Rows from a dataset
|---|

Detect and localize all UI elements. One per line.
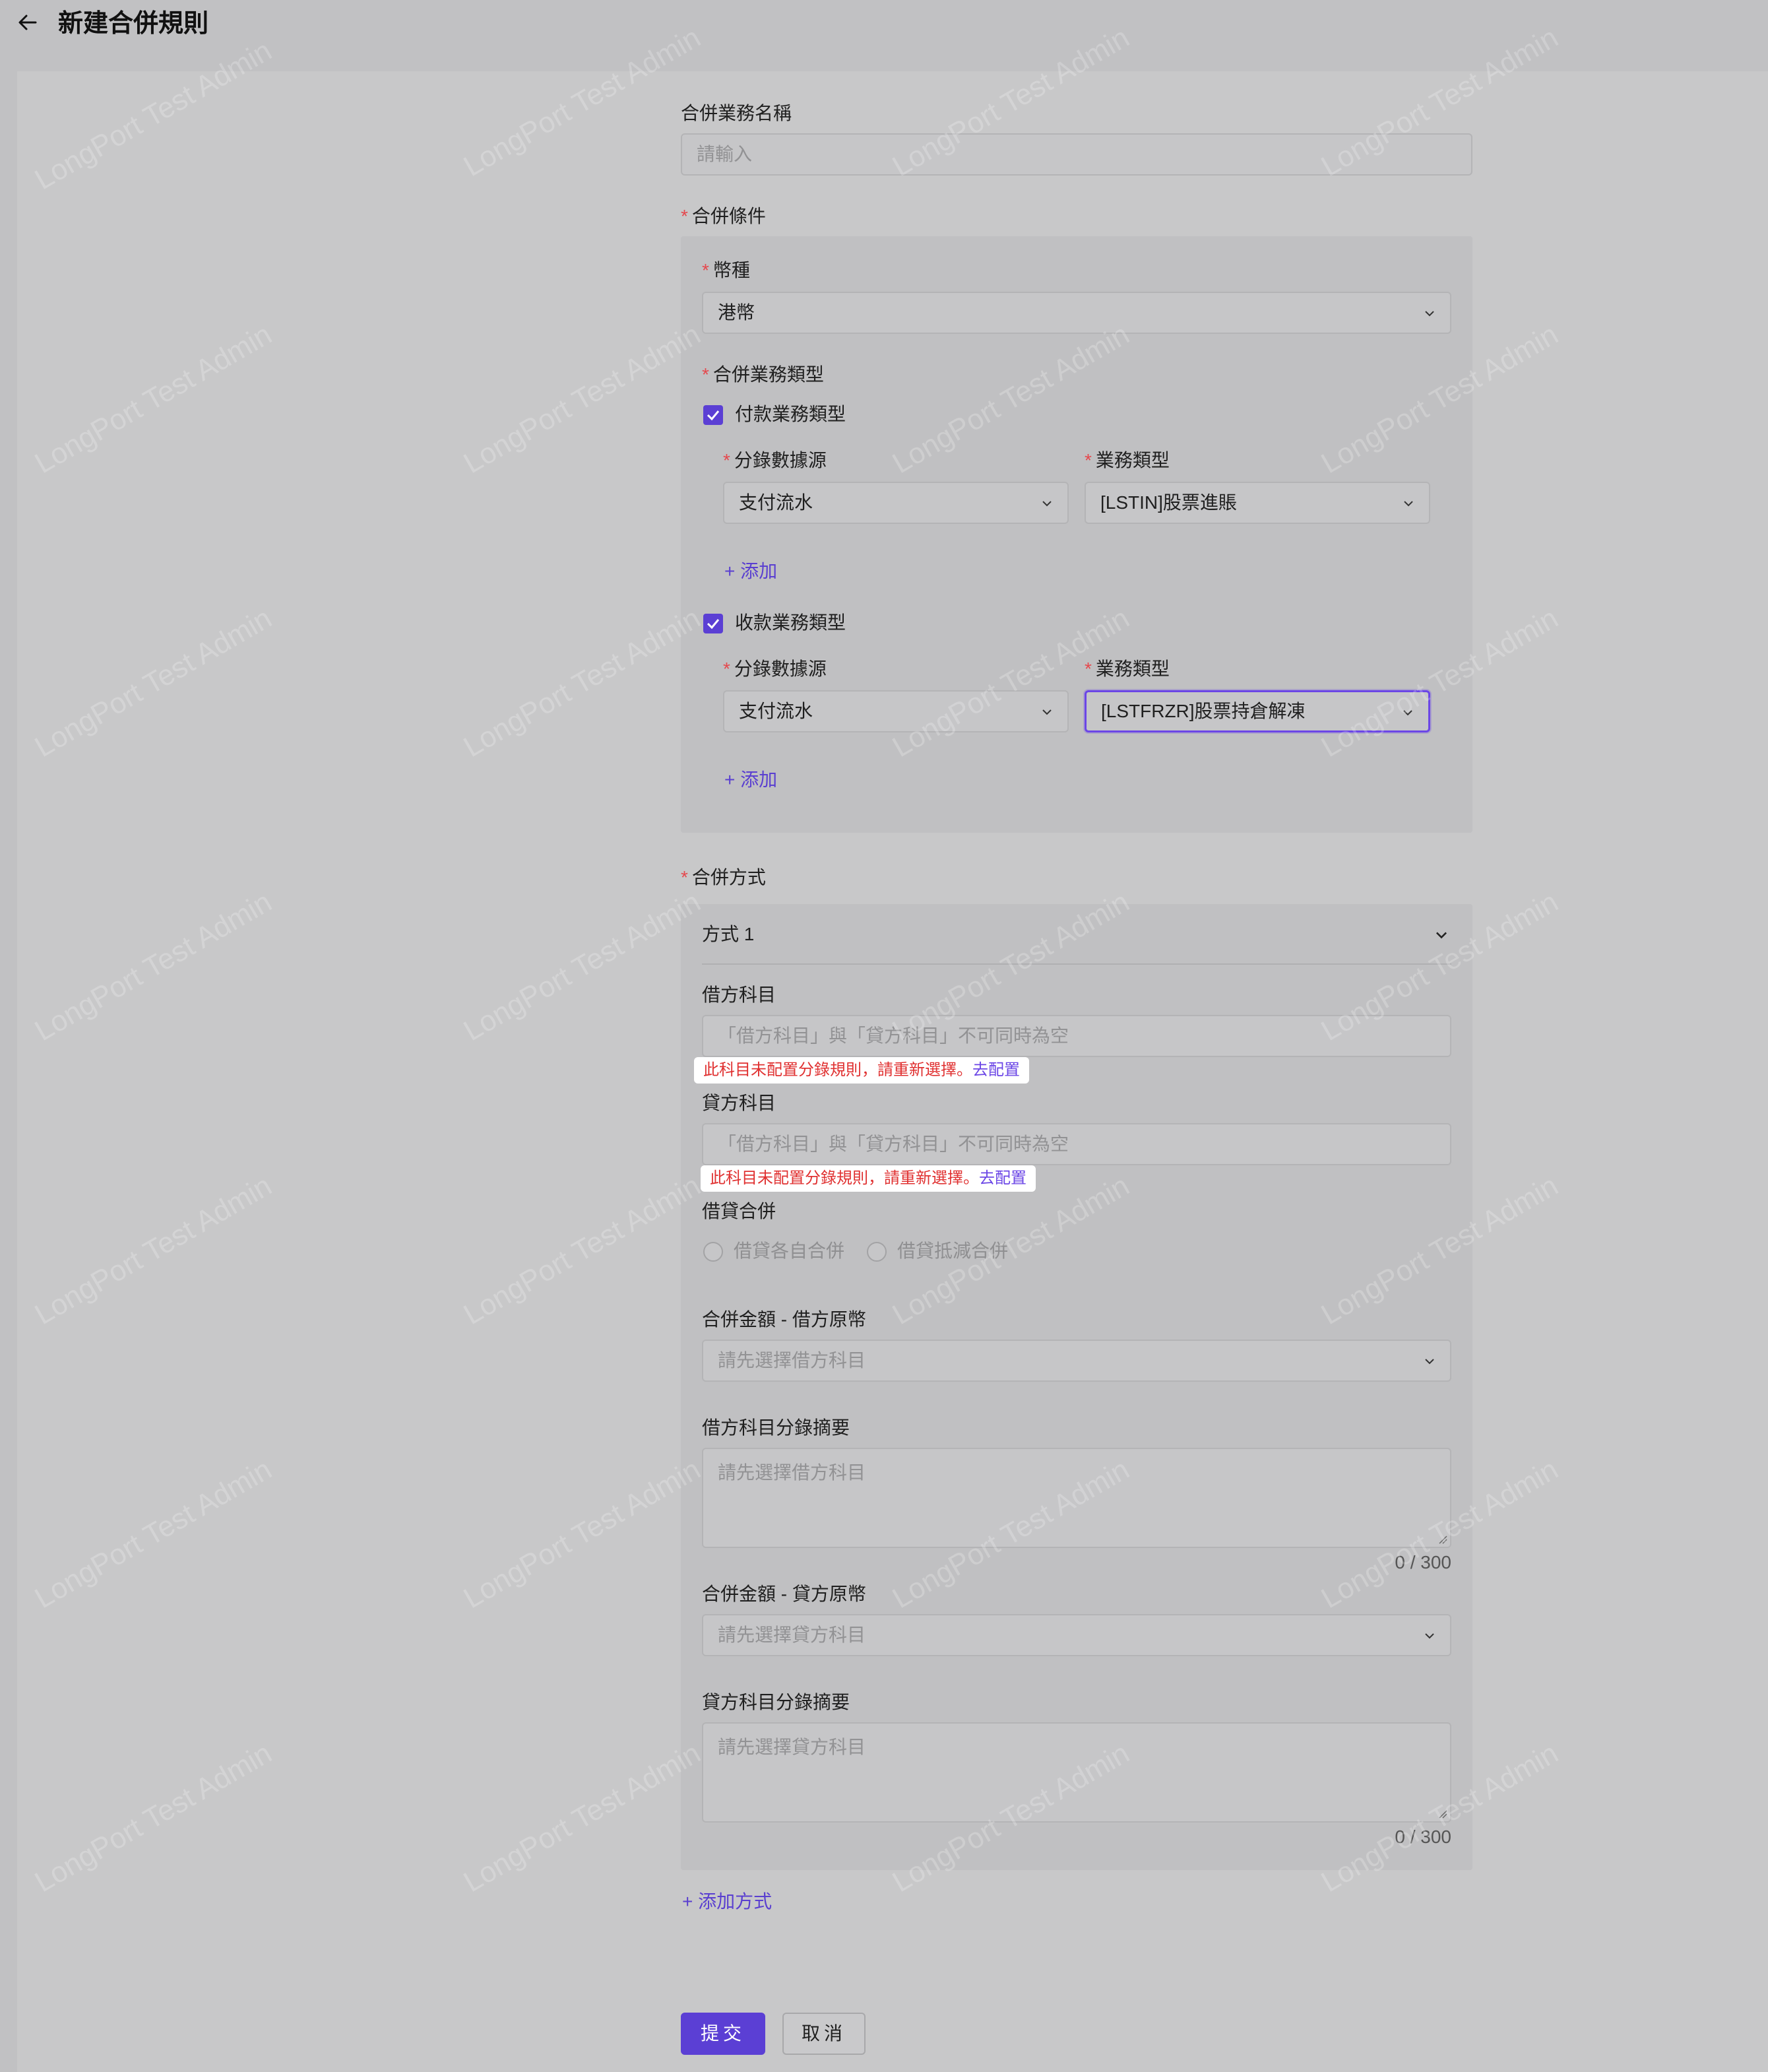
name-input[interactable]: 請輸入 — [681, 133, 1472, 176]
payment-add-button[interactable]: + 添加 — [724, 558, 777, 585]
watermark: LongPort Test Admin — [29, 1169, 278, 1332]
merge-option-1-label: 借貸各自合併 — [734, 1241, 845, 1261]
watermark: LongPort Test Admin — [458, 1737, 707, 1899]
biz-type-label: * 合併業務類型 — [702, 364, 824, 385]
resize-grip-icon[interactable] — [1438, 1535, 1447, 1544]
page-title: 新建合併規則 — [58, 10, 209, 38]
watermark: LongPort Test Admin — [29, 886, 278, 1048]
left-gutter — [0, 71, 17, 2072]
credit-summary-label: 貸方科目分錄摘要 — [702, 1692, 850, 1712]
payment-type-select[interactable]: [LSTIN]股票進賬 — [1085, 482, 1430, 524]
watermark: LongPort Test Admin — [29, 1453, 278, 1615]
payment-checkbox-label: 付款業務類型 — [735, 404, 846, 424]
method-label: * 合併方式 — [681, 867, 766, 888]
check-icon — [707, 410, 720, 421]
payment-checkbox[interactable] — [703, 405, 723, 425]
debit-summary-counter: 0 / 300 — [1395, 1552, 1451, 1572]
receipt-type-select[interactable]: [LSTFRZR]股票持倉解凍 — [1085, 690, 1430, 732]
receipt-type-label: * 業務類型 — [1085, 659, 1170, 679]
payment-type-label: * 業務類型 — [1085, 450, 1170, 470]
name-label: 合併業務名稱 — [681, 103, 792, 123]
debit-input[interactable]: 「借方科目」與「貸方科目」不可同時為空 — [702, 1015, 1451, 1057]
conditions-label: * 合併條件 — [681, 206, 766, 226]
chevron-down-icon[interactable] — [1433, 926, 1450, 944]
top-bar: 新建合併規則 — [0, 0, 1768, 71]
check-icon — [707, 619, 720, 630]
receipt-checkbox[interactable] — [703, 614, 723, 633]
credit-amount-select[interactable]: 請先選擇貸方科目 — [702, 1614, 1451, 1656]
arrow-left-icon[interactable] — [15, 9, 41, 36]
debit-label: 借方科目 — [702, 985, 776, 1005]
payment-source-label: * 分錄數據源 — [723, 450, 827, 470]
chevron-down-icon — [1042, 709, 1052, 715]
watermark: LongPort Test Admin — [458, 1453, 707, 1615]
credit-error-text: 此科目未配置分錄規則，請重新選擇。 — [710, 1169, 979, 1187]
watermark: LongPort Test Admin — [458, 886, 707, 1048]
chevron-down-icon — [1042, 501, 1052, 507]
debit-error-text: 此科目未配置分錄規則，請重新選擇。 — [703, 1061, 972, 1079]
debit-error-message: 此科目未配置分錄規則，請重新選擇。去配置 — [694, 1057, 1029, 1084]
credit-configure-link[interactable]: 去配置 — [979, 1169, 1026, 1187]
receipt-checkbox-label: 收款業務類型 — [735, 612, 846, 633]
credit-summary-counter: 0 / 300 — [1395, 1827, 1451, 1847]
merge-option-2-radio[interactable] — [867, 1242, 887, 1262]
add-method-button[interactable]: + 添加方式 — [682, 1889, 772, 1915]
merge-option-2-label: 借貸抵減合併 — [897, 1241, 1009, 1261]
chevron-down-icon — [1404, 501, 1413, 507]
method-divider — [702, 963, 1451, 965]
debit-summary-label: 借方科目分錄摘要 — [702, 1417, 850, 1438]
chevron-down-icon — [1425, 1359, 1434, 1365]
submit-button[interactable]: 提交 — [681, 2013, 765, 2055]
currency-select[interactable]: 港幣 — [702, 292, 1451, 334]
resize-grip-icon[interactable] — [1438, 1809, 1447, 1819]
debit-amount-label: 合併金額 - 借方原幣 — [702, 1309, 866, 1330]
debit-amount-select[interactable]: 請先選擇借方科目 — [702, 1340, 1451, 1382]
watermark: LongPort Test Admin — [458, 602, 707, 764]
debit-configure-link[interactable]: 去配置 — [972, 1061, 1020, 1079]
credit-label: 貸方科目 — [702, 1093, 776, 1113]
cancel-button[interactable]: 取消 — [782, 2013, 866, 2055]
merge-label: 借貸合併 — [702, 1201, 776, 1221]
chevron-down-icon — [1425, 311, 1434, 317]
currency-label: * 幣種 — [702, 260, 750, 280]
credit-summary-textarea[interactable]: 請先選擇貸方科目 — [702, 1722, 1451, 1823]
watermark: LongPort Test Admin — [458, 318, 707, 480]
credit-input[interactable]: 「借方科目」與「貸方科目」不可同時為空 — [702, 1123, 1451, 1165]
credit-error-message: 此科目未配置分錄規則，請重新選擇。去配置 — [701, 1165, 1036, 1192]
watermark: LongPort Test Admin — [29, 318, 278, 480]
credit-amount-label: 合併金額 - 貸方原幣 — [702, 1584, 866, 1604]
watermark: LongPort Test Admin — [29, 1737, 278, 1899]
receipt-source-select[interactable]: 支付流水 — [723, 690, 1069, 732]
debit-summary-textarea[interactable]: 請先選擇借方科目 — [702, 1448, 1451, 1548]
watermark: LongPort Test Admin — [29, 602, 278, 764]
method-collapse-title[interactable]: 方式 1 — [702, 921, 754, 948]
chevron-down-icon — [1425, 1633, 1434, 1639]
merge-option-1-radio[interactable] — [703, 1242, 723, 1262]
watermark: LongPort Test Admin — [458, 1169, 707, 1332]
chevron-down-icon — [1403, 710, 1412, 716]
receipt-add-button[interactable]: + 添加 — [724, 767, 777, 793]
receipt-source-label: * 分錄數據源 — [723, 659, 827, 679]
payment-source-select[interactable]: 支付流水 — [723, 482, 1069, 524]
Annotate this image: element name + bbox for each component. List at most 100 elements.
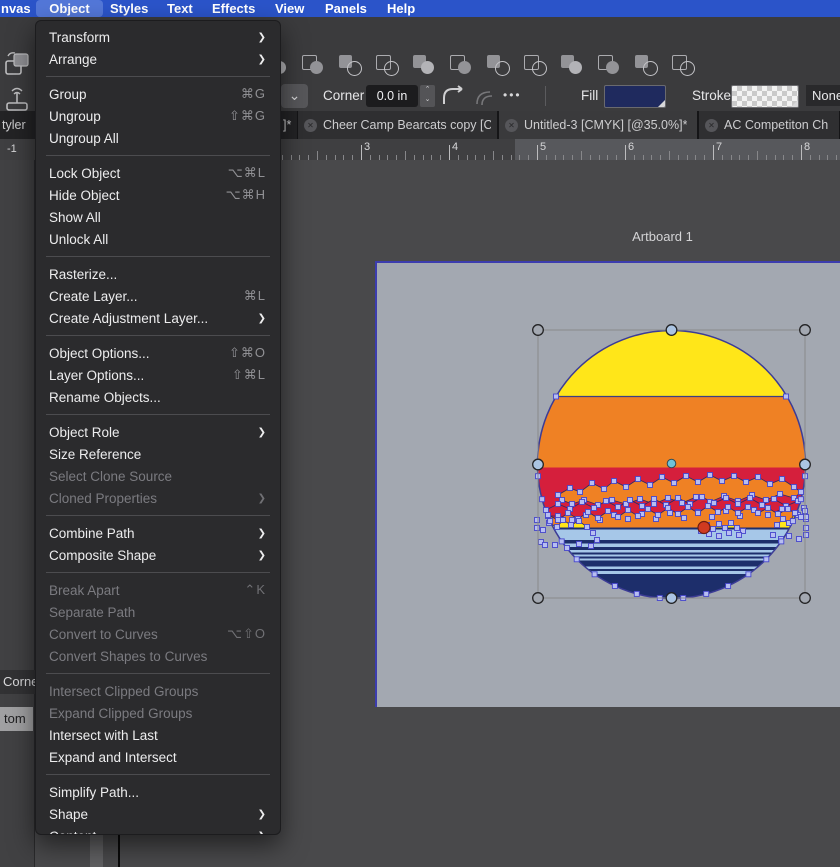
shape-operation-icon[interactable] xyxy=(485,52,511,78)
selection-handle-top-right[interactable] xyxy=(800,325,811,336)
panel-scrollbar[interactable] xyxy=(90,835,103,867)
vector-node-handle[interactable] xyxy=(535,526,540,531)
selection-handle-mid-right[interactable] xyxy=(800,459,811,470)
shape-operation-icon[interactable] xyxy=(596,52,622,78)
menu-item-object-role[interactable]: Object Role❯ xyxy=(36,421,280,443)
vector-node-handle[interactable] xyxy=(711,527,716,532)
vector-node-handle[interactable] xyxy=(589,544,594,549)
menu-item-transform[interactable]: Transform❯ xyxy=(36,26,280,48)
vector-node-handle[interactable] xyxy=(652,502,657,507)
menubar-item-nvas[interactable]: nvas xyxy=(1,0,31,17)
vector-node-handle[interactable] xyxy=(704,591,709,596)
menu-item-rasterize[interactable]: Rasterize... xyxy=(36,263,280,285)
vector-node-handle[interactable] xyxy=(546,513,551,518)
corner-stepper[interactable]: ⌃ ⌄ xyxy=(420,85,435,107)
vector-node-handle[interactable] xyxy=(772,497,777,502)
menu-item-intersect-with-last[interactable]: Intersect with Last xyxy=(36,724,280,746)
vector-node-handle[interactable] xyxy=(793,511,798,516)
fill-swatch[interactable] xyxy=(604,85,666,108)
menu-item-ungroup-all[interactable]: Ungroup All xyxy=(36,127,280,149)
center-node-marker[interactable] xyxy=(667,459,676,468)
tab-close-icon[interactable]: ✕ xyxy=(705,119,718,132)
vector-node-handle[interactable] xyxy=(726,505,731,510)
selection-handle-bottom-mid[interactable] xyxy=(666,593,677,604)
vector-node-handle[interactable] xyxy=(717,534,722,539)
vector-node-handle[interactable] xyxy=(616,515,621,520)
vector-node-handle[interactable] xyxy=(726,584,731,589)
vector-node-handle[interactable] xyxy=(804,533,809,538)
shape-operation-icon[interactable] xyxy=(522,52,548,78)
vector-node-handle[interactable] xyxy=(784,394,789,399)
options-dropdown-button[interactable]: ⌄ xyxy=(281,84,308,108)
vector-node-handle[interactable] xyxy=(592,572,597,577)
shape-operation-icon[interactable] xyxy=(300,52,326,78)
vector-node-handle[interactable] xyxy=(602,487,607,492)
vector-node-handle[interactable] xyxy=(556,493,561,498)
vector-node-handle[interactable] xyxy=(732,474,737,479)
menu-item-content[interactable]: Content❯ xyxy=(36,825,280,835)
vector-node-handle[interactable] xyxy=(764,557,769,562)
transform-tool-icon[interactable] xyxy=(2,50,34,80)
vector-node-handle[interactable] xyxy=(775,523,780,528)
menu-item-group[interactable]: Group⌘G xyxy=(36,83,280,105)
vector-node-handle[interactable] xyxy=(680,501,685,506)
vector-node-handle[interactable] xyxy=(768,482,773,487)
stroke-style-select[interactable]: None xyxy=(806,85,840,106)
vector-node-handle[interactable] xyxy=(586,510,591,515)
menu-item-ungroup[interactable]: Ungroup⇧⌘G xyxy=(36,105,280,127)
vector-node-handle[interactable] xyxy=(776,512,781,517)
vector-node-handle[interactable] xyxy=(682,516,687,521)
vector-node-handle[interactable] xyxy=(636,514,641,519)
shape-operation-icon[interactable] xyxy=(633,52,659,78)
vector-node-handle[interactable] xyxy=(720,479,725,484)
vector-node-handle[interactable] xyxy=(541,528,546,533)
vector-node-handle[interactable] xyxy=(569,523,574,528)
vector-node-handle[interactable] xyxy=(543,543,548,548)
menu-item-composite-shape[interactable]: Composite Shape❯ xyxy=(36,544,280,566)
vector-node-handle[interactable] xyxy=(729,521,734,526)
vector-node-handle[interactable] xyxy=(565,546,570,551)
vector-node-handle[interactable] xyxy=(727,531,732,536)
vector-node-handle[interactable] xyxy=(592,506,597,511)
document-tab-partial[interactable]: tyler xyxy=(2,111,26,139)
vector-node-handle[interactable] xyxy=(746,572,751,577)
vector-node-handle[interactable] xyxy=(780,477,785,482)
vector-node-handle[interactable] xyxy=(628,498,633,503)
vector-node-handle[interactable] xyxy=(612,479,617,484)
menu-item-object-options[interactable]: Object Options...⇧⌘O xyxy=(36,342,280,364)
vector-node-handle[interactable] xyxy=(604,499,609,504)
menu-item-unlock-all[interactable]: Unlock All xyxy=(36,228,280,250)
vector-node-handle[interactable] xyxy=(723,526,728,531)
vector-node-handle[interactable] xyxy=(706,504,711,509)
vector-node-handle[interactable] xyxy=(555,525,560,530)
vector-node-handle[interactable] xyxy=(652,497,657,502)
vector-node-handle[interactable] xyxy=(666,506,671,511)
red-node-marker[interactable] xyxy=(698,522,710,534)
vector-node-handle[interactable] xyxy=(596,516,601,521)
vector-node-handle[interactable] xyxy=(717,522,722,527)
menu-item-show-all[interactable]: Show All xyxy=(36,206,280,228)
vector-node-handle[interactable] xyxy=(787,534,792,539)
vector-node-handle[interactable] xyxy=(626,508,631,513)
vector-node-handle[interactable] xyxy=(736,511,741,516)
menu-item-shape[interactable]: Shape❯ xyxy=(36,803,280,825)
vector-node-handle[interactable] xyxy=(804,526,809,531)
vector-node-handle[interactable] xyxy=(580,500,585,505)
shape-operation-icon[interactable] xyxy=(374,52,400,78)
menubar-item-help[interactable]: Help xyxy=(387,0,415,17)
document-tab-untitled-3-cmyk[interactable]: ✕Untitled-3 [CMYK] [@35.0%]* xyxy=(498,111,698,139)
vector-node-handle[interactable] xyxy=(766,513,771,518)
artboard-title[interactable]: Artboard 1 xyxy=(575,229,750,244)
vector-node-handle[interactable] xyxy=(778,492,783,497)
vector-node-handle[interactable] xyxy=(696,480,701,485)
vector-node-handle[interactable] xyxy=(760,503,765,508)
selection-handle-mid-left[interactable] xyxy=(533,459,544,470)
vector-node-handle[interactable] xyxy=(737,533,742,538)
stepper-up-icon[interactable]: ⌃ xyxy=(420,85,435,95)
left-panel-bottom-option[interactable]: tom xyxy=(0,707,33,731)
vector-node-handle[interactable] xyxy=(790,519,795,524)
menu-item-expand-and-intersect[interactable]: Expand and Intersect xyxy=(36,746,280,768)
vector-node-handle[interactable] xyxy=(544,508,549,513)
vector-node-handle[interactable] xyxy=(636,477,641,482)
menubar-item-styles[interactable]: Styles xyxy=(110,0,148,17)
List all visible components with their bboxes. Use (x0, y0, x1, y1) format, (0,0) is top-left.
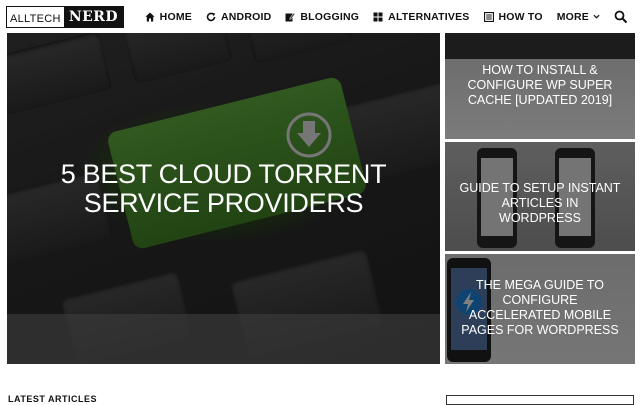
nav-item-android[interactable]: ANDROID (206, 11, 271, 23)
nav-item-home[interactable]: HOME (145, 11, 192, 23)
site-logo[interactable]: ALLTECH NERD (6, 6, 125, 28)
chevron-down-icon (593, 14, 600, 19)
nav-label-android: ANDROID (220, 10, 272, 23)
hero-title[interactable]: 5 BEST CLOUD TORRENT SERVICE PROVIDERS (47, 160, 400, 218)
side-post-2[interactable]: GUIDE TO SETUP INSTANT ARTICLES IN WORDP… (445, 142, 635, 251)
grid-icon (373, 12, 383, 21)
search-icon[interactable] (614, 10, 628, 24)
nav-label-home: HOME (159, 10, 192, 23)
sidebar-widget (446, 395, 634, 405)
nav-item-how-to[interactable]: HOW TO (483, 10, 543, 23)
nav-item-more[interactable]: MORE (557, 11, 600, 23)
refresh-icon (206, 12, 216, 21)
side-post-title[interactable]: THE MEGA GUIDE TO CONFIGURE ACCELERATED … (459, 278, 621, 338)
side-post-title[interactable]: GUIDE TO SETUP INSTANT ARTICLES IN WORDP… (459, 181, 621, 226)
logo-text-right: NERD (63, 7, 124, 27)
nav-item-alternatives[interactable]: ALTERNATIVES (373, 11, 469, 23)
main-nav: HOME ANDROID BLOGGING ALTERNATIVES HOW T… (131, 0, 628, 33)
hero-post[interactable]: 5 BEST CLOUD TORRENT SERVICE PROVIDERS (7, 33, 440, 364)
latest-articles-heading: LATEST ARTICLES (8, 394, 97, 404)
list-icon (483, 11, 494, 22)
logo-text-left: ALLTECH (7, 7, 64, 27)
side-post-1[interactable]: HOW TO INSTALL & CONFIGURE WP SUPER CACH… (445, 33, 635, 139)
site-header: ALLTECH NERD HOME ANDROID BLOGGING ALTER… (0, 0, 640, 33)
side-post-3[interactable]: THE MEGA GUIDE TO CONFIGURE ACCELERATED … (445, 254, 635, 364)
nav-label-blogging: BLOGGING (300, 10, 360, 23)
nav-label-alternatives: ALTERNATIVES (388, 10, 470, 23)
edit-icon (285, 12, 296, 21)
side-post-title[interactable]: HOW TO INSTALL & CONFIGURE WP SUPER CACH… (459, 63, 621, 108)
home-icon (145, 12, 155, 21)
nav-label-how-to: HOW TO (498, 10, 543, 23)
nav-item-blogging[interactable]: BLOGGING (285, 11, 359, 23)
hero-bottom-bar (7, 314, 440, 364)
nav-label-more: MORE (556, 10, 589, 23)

|---|

What is asked:
Could you transcribe, word for word, the part of the items that opens with the line containing "shape-operation-icon[interactable] xyxy=(485,52,511,78)" and closes with the line containing "options-dropdown-button[interactable]: ⌄ xyxy=(281,84,308,108)", including both of those lines?

Exercise solution:
shape-operation-icon[interactable] xyxy=(485,52,511,78)
selection-handle-top-right[interactable] xyxy=(800,325,811,336)
panel-scrollbar[interactable] xyxy=(90,835,103,867)
vector-node-handle[interactable] xyxy=(535,526,540,531)
selection-handle-mid-right[interactable] xyxy=(800,459,811,470)
shape-operation-icon[interactable] xyxy=(596,52,622,78)
menu-item-object-role[interactable]: Object Role❯ xyxy=(36,421,280,443)
vector-node-handle[interactable] xyxy=(711,527,716,532)
vector-node-handle[interactable] xyxy=(589,544,594,549)
menu-item-transform[interactable]: Transform❯ xyxy=(36,26,280,48)
vector-node-handle[interactable] xyxy=(652,502,657,507)
menubar-item-nvas[interactable]: nvas xyxy=(1,0,31,17)
vector-node-handle[interactable] xyxy=(704,591,709,596)
menu-item-rasterize[interactable]: Rasterize... xyxy=(36,263,280,285)
vector-node-handle[interactable] xyxy=(546,513,551,518)
corner-stepper[interactable]: ⌃ ⌄ xyxy=(420,85,435,107)
vector-node-handle[interactable] xyxy=(772,497,777,502)
menu-item-intersect-with-last[interactable]: Intersect with Last xyxy=(36,724,280,746)
vector-node-handle[interactable] xyxy=(793,511,798,516)
fill-swatch[interactable] xyxy=(604,85,666,108)
menu-item-ungroup-all[interactable]: Ungroup All xyxy=(36,127,280,149)
center-node-marker[interactable] xyxy=(667,459,676,468)
tab-close-icon[interactable]: ✕ xyxy=(705,119,718,132)
vector-node-handle[interactable] xyxy=(726,505,731,510)
selection-handle-bottom-mid[interactable] xyxy=(666,593,677,604)
vector-node-handle[interactable] xyxy=(717,534,722,539)
vector-node-handle[interactable] xyxy=(616,515,621,520)
vector-node-handle[interactable] xyxy=(726,584,731,589)
vector-node-handle[interactable] xyxy=(804,533,809,538)
shape-operation-icon[interactable] xyxy=(522,52,548,78)
vector-node-handle[interactable] xyxy=(784,394,789,399)
options-dropdown-button[interactable]: ⌄ xyxy=(281,84,308,108)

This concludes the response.